Count how many lines in this material contain "nezaměstnanosti". The answer is that number alone.

--- Start THE RECORDS ---

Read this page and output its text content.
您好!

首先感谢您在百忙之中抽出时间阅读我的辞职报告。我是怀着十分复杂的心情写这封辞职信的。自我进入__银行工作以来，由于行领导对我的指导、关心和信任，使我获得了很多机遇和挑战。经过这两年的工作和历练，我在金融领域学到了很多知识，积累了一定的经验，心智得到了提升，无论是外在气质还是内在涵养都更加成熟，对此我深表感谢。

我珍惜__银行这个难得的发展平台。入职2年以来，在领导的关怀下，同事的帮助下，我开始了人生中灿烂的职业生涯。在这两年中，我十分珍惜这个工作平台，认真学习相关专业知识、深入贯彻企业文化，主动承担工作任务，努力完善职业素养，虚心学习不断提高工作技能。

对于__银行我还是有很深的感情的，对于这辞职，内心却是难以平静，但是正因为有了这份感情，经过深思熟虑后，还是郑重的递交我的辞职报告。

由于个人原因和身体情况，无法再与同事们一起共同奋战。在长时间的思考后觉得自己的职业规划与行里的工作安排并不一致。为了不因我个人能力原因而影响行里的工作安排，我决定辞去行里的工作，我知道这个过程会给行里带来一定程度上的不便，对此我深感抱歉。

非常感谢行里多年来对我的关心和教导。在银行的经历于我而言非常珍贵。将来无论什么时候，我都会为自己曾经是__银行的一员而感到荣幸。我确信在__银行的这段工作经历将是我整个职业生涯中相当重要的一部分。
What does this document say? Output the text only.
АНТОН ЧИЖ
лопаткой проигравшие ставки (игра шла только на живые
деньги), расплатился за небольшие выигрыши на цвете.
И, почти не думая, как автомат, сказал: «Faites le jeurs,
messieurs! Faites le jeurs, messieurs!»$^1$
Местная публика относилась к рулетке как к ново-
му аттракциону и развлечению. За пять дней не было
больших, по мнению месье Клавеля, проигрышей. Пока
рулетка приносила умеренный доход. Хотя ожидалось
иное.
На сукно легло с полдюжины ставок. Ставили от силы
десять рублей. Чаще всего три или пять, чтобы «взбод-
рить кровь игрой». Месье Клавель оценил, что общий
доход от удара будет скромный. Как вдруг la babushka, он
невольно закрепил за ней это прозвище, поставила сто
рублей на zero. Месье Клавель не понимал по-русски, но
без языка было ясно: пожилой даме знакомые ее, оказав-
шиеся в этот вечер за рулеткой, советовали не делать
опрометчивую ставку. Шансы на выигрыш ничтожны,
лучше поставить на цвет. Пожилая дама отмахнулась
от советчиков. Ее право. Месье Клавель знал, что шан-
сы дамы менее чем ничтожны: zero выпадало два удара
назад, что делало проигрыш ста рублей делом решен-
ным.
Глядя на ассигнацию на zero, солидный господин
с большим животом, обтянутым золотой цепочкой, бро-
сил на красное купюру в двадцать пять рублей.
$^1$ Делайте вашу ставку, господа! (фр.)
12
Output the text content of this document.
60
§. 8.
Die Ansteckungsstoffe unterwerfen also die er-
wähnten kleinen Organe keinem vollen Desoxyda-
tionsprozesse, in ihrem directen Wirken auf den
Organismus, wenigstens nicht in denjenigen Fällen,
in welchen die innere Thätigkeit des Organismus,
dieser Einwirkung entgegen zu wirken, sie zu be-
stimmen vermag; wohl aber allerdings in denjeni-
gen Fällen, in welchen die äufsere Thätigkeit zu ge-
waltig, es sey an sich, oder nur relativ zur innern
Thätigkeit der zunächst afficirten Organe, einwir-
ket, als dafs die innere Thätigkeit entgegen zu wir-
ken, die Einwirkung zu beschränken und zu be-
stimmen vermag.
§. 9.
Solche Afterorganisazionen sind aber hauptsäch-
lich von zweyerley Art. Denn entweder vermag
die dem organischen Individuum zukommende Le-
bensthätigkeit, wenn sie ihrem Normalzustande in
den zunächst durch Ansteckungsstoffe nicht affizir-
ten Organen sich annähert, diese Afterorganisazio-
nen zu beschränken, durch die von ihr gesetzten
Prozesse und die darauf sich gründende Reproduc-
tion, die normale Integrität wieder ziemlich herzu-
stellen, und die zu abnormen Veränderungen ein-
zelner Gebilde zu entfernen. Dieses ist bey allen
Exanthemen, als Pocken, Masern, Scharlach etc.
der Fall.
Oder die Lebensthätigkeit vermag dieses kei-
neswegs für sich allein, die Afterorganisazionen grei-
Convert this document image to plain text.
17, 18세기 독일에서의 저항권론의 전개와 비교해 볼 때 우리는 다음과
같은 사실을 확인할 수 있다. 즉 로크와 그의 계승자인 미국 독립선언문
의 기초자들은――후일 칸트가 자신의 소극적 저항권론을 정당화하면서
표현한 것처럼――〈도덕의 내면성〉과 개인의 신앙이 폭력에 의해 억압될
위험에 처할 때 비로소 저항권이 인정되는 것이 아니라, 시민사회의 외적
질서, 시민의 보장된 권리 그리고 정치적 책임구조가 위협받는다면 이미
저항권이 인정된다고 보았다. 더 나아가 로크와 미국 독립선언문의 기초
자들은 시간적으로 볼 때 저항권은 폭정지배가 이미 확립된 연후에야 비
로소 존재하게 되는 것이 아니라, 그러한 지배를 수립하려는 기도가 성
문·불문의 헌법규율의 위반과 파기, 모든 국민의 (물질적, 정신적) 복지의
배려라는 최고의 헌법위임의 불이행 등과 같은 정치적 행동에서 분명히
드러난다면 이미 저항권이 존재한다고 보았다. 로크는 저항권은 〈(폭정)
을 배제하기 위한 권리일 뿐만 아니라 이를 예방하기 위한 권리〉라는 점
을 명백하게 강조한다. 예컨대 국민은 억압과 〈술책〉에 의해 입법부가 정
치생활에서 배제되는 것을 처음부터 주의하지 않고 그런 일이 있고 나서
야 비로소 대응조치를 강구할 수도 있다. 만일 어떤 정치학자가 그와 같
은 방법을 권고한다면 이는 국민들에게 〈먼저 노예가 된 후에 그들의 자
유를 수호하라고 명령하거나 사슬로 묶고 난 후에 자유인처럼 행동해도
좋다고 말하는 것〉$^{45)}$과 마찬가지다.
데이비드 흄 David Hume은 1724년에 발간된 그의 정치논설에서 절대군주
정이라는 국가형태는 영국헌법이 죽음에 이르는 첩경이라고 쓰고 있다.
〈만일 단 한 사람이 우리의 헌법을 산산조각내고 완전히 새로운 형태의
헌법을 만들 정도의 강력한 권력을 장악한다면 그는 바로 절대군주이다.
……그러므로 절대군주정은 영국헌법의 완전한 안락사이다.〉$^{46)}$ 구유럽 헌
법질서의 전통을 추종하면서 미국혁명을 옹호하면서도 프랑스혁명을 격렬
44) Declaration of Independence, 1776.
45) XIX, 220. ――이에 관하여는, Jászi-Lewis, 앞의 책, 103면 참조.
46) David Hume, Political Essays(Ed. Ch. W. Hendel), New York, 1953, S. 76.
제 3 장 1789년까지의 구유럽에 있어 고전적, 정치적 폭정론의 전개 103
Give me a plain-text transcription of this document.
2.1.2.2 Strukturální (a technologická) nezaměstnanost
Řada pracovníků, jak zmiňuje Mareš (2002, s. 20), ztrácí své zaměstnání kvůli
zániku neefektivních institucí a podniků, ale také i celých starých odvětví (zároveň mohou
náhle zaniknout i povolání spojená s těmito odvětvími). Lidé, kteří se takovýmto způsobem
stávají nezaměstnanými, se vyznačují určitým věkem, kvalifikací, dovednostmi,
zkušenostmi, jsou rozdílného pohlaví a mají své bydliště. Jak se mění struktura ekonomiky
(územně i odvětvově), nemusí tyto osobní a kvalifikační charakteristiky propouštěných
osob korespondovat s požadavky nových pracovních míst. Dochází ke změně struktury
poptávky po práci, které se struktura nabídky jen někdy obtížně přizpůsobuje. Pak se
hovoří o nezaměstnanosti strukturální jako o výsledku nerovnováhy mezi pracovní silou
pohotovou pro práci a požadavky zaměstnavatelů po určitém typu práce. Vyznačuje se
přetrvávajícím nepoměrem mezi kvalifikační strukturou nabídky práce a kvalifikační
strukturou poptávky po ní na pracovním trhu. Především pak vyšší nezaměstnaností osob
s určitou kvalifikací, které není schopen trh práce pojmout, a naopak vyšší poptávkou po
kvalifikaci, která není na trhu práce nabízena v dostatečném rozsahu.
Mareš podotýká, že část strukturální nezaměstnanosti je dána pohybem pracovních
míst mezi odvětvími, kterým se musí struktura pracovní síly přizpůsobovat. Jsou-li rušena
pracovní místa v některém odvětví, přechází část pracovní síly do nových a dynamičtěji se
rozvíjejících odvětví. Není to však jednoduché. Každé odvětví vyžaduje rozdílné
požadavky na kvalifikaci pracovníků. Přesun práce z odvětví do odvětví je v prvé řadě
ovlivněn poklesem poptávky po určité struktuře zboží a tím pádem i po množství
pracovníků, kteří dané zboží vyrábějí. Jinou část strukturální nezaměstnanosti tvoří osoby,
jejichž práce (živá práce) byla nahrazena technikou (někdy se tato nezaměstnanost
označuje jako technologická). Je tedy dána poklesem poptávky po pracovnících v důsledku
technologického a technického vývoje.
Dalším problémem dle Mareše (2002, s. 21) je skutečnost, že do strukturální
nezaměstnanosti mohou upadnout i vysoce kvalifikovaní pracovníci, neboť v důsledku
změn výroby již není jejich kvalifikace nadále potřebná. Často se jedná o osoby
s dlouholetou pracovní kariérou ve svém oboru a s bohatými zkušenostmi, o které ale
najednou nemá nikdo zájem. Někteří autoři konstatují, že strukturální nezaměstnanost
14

--- End THE RECORDS ---

--- THE REPLY ---
4